• **What you need to do**
Give every entry again, unchanged, and leave its images out.
--- Begin Provided data ---
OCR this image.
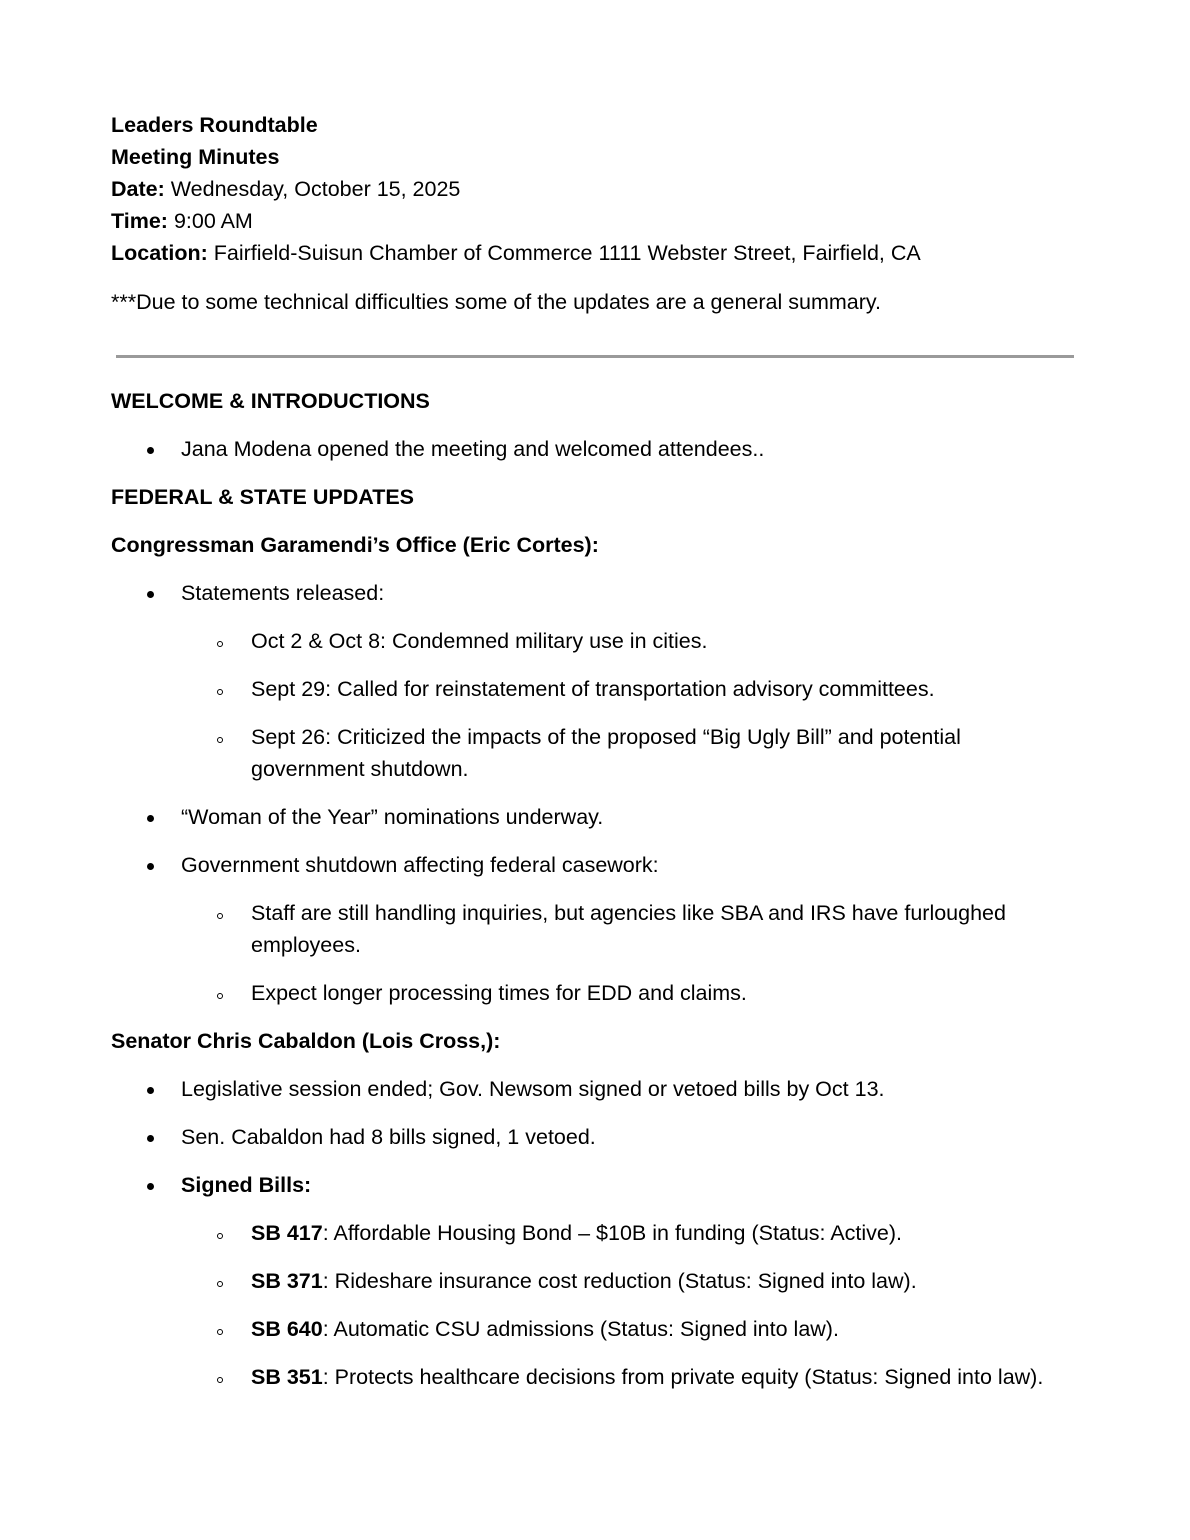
Leaders Roundtable

Meeting Minutes

Date: Wednesday, October 15, 2025

Time: 9:00 AM

Location: Fairfield-Suisun Chamber of Commerce 1111 Webster Street, Fairfield, CA

***Due to some technical difficulties some of the updates are a general summary.

WELCOME & INTRODUCTIONS

Jana Modena opened the meeting and welcomed attendees..

FEDERAL & STATE UPDATES

Congressman Garamendi’s Office (Eric Cortes):

Statements released:
Oct 2 & Oct 8: Condemned military use in cities.
Sept 29: Called for reinstatement of transportation advisory committees.
Sept 26: Criticized the impacts of the proposed “Big Ugly Bill” and potential government shutdown.
“Woman of the Year” nominations underway.
Government shutdown affecting federal casework:
Staff are still handling inquiries, but agencies like SBA and IRS have furloughed employees.
Expect longer processing times for EDD and claims.

Senator Chris Cabaldon (Lois Cross,):

Legislative session ended; Gov. Newsom signed or vetoed bills by Oct 13.
Sen. Cabaldon had 8 bills signed, 1 vetoed.
Signed Bills:
SB 417: Affordable Housing Bond – $10B in funding (Status: Active).
SB 371: Rideshare insurance cost reduction (Status: Signed into law).
SB 640: Automatic CSU admissions (Status: Signed into law).
SB 351: Protects healthcare decisions from private equity (Status: Signed into law).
--- End Provided data ---
• **Expected answer**
OCR this image.
Leaders Roundtable

Meeting Minutes

Date: Wednesday, October 15, 2025

Time: 9:00 AM

Location: Fairfield-Suisun Chamber of Commerce 1111 Webster Street, Fairfield, CA

***Due to some technical difficulties some of the updates are a general summary.

WELCOME & INTRODUCTIONS

Jana Modena opened the meeting and welcomed attendees..

FEDERAL & STATE UPDATES

Congressman Garamendi’s Office (Eric Cortes):

Statements released:
Oct 2 & Oct 8: Condemned military use in cities.
Sept 29: Called for reinstatement of transportation advisory committees.
Sept 26: Criticized the impacts of the proposed “Big Ugly Bill” and potential government shutdown.
“Woman of the Year” nominations underway.
Government shutdown affecting federal casework:
Staff are still handling inquiries, but agencies like SBA and IRS have furloughed employees.
Expect longer processing times for EDD and claims.

Senator Chris Cabaldon (Lois Cross,):

Legislative session ended; Gov. Newsom signed or vetoed bills by Oct 13.
Sen. Cabaldon had 8 bills signed, 1 vetoed.
Signed Bills:
SB 417: Affordable Housing Bond – $10B in funding (Status: Active).
SB 371: Rideshare insurance cost reduction (Status: Signed into law).
SB 640: Automatic CSU admissions (Status: Signed into law).
SB 351: Protects healthcare decisions from private equity (Status: Signed into law).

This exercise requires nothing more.